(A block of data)

###

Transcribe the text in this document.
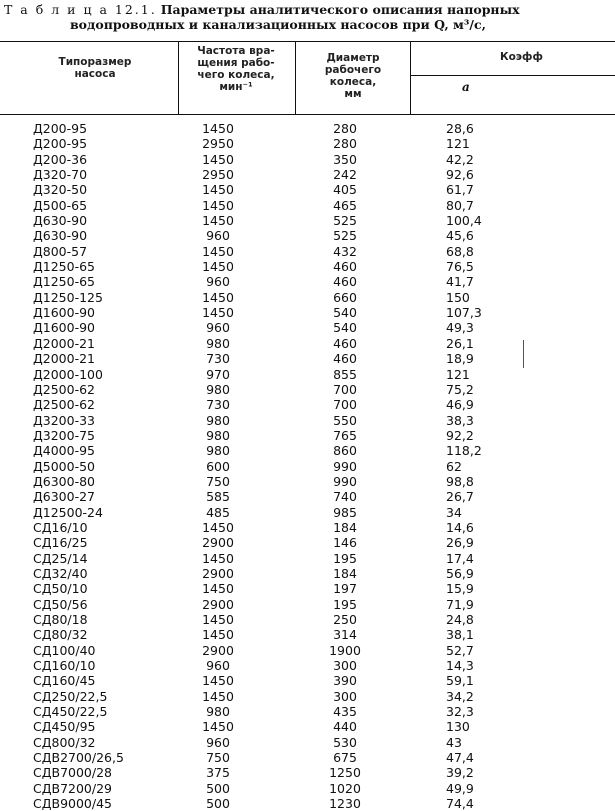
Т а б л и ц а 12.1. Параметры аналитического описания напорных
водопроводных и канализационных насосов при Q, м³/с,
Типоразмер
насоса
Частота вра-
щения рабо-
чего колеса,
мин⁻¹
Диаметр
рабочего
колеса,
мм
Коэфф
a
Д200-95	1450	280	28,6
Д200-95	2950	280	121
Д200-36	1450	350	42,2
Д320-70	2950	242	92,6
Д320-50	1450	405	61,7
Д500-65	1450	465	80,7
Д630-90	1450	525	100,4
Д630-90	960	525	45,6
Д800-57	1450	432	68,8
Д1250-65	1450	460	76,5
Д1250-65	960	460	41,7
Д1250-125	1450	660	150
Д1600-90	1450	540	107,3
Д1600-90	960	540	49,3
Д2000-21	980	460	26,1
Д2000-21	730	460	18,9
Д2000-100	970	855	121
Д2500-62	980	700	75,2
Д2500-62	730	700	46,9
Д3200-33	980	550	38,3
Д3200-75	980	765	92,2
Д4000-95	980	860	118,2
Д5000-50	600	990	62
Д6300-80	750	990	98,8
Д6300-27	585	740	26,7
Д12500-24	485	985	34
СД16/10	1450	184	14,6
СД16/25	2900	146	26,9
СД25/14	1450	195	17,4
СД32/40	2900	184	56,9
СД50/10	1450	197	15,9
СД50/56	2900	195	71,9
СД80/18	1450	250	24,8
СД80/32	1450	314	38,1
СД100/40	2900	1900	52,7
СД160/10	960	300	14,3
СД160/45	1450	390	59,1
СД250/22,5	1450	300	34,2
СД450/22,5	980	435	32,3
СД450/95	1450	440	130
СД800/32	960	530	43
СДВ2700/26,5	750	675	47,4
СДВ7000/28	375	1250	39,2
СДВ7200/29	500	1020	49,9
СДВ9000/45	500	1230	74,4
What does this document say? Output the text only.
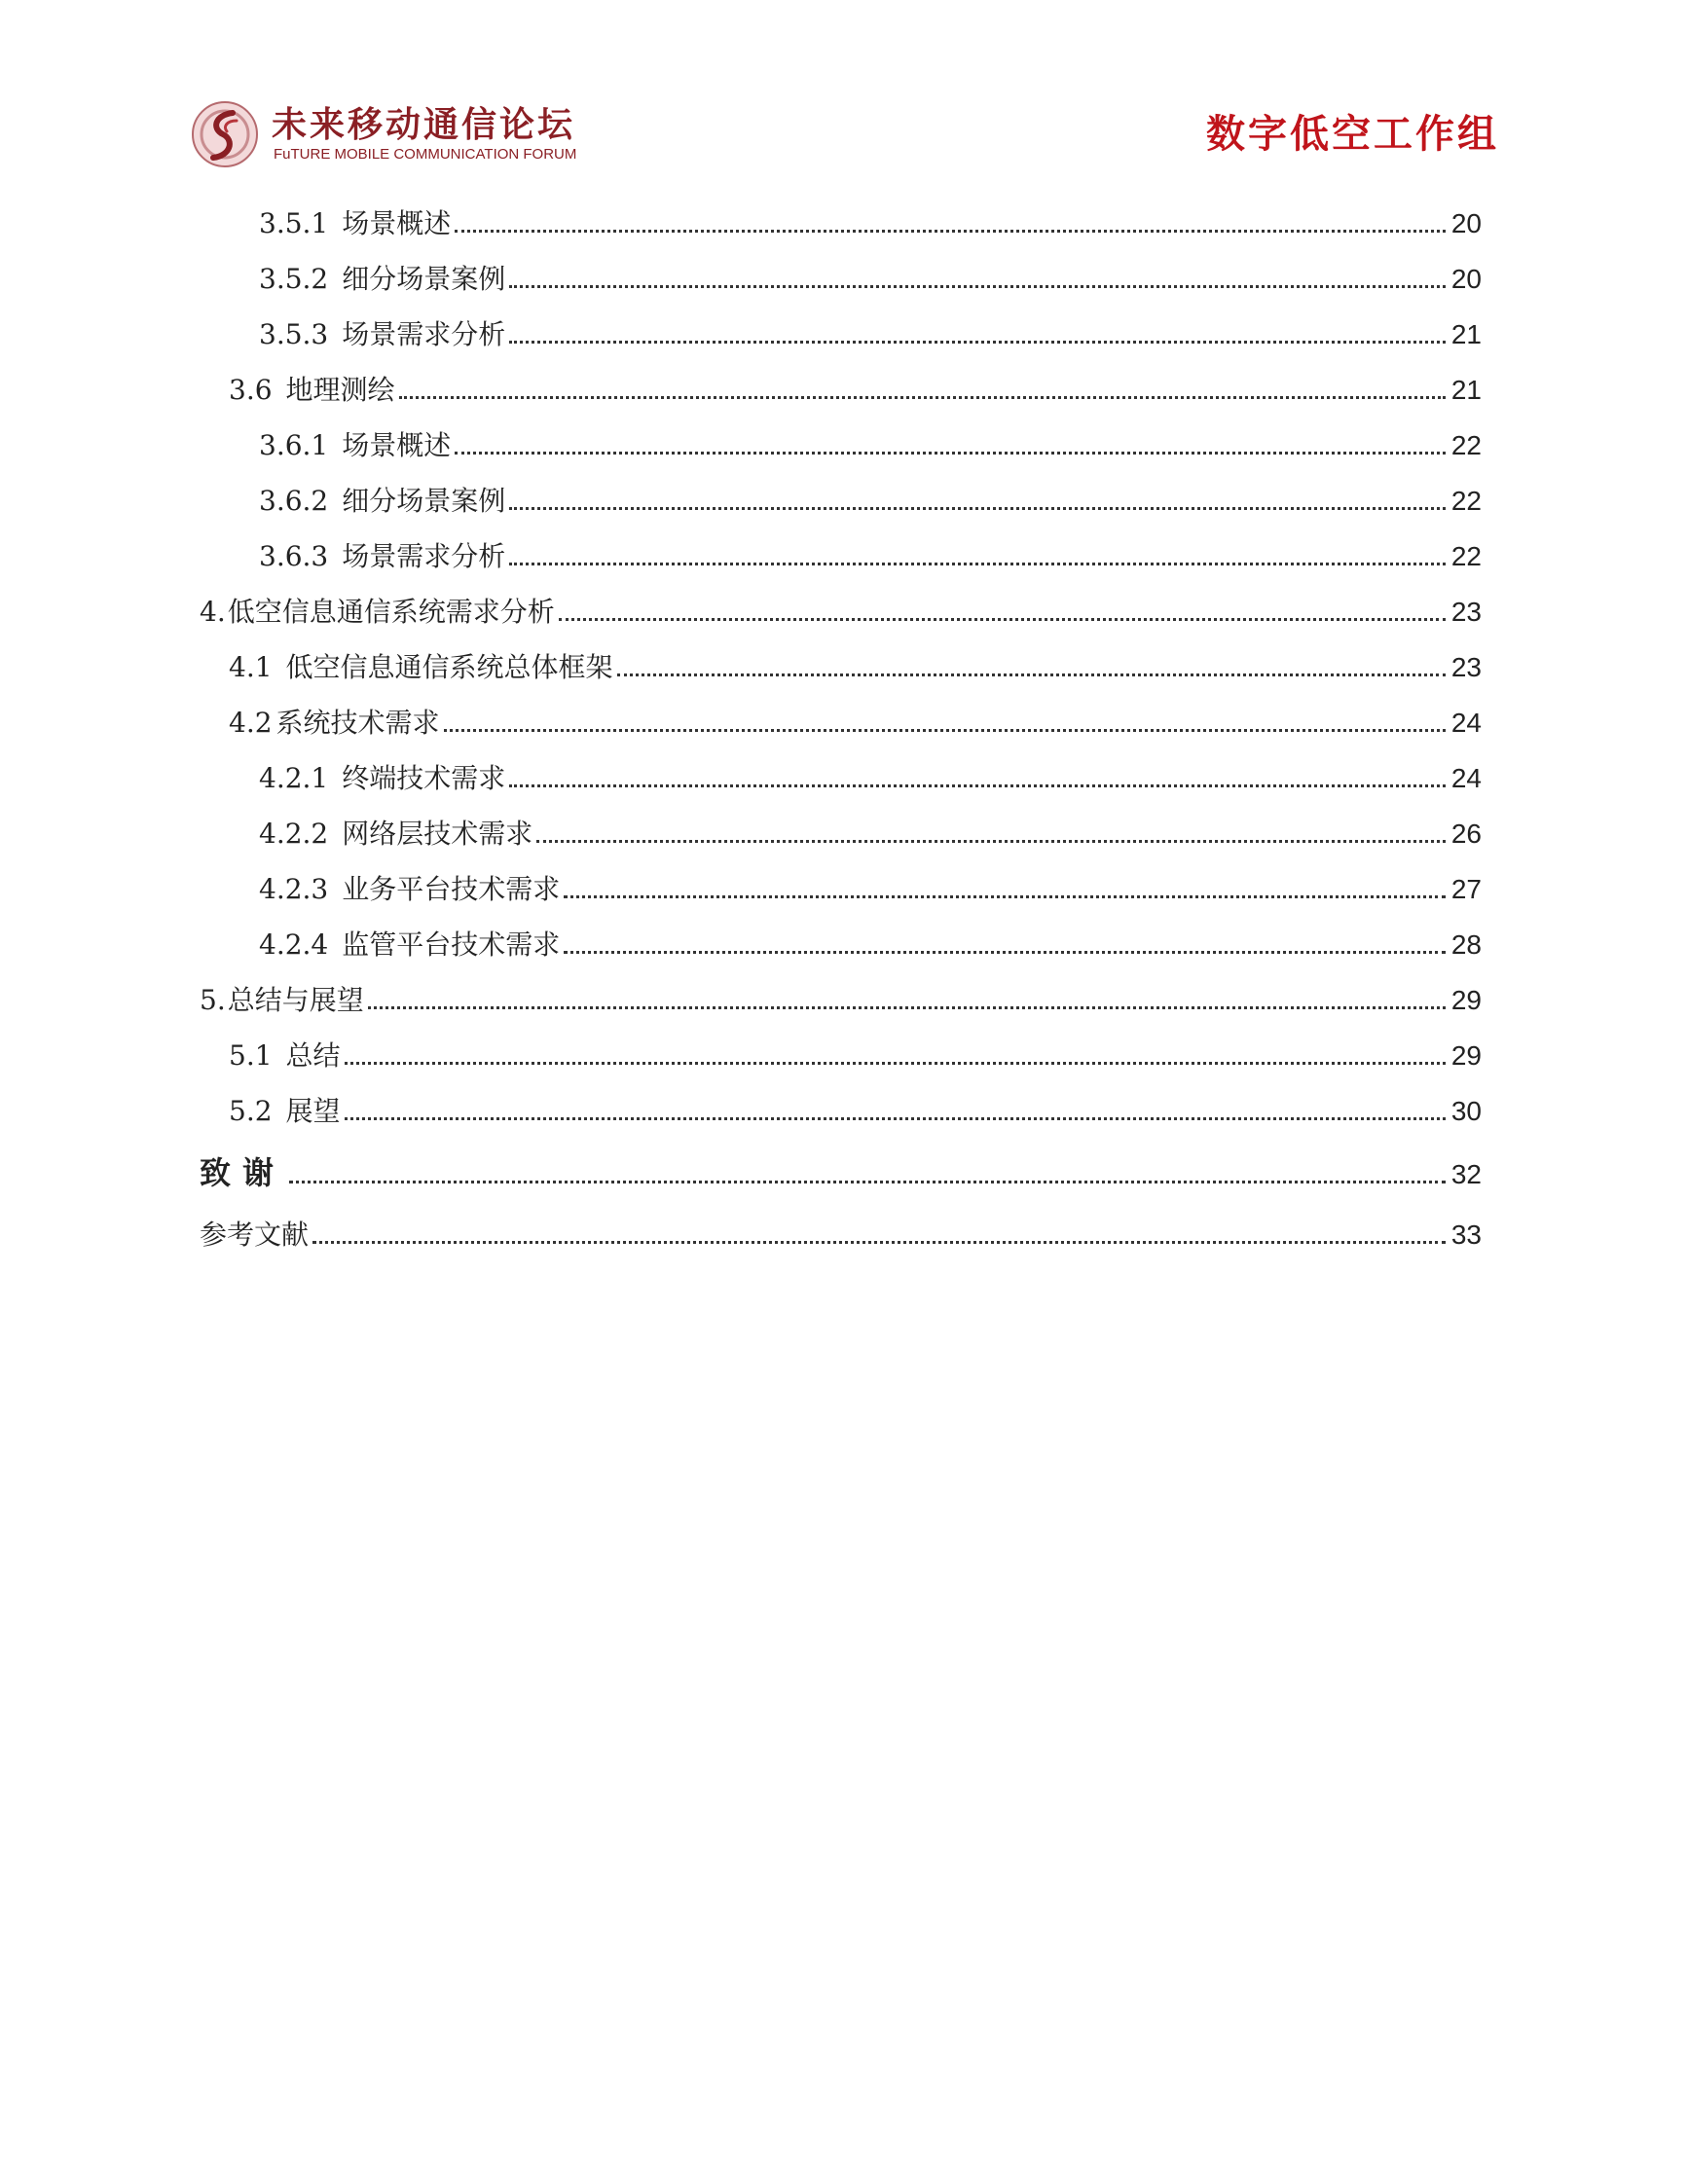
未来移动通信论坛
FuTURE MOBILE COMMUNICATION FORUM	数字低空工作组
3.5.1 场景概述	20
3.5.2 细分场景案例	20
3.5.3 场景需求分析	21
3.6 地理测绘	21
3.6.1 场景概述	22
3.6.2 细分场景案例	22
3.6.3 场景需求分析	22
4.低空信息通信系统需求分析	23
4.1 低空信息通信系统总体框架	23
4.2 系统技术需求	24
4.2.1 终端技术需求	24
4.2.2 网络层技术需求	26
4.2.3 业务平台技术需求	27
4.2.4 监管平台技术需求	28
5.总结与展望	29
5.1 总结	29
5.2 展望	30
致谢	32
参考文献	33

###

● **TASK GOAL**:
Without including any pictures, print all of the material exactly as given.

● **THE ANSWER**:
Transcribe the text in this document.
Т а б л и ц а 12.1. Параметры аналитического описания напорных
водопроводных и канализационных насосов при Q, м³/с,
Типоразмер
насоса
Частота вра-
щения рабо-
чего колеса,
мин⁻¹
Диаметр
рабочего
колеса,
мм
Коэфф
a
Д200-95	1450	280	28,6
Д200-95	2950	280	121
Д200-36	1450	350	42,2
Д320-70	2950	242	92,6
Д320-50	1450	405	61,7
Д500-65	1450	465	80,7
Д630-90	1450	525	100,4
Д630-90	960	525	45,6
Д800-57	1450	432	68,8
Д1250-65	1450	460	76,5
Д1250-65	960	460	41,7
Д1250-125	1450	660	150
Д1600-90	1450	540	107,3
Д1600-90	960	540	49,3
Д2000-21	980	460	26,1
Д2000-21	730	460	18,9
Д2000-100	970	855	121
Д2500-62	980	700	75,2
Д2500-62	730	700	46,9
Д3200-33	980	550	38,3
Д3200-75	980	765	92,2
Д4000-95	980	860	118,2
Д5000-50	600	990	62
Д6300-80	750	990	98,8
Д6300-27	585	740	26,7
Д12500-24	485	985	34
СД16/10	1450	184	14,6
СД16/25	2900	146	26,9
СД25/14	1450	195	17,4
СД32/40	2900	184	56,9
СД50/10	1450	197	15,9
СД50/56	2900	195	71,9
СД80/18	1450	250	24,8
СД80/32	1450	314	38,1
СД100/40	2900	1900	52,7
СД160/10	960	300	14,3
СД160/45	1450	390	59,1
СД250/22,5	1450	300	34,2
СД450/22,5	980	435	32,3
СД450/95	1450	440	130
СД800/32	960	530	43
СДВ2700/26,5	750	675	47,4
СДВ7000/28	375	1250	39,2
СДВ7200/29	500	1020	49,9
СДВ9000/45	500	1230	74,4
What does this document say? Output the text only.
未来移动通信论坛
FuTURE MOBILE COMMUNICATION FORUM	数字低空工作组
3.5.1 场景概述	20
3.5.2 细分场景案例	20
3.5.3 场景需求分析	21
3.6 地理测绘	21
3.6.1 场景概述	22
3.6.2 细分场景案例	22
3.6.3 场景需求分析	22
4.低空信息通信系统需求分析	23
4.1 低空信息通信系统总体框架	23
4.2 系统技术需求	24
4.2.1 终端技术需求	24
4.2.2 网络层技术需求	26
4.2.3 业务平台技术需求	27
4.2.4 监管平台技术需求	28
5.总结与展望	29
5.1 总结	29
5.2 展望	30
致谢	32
参考文献	33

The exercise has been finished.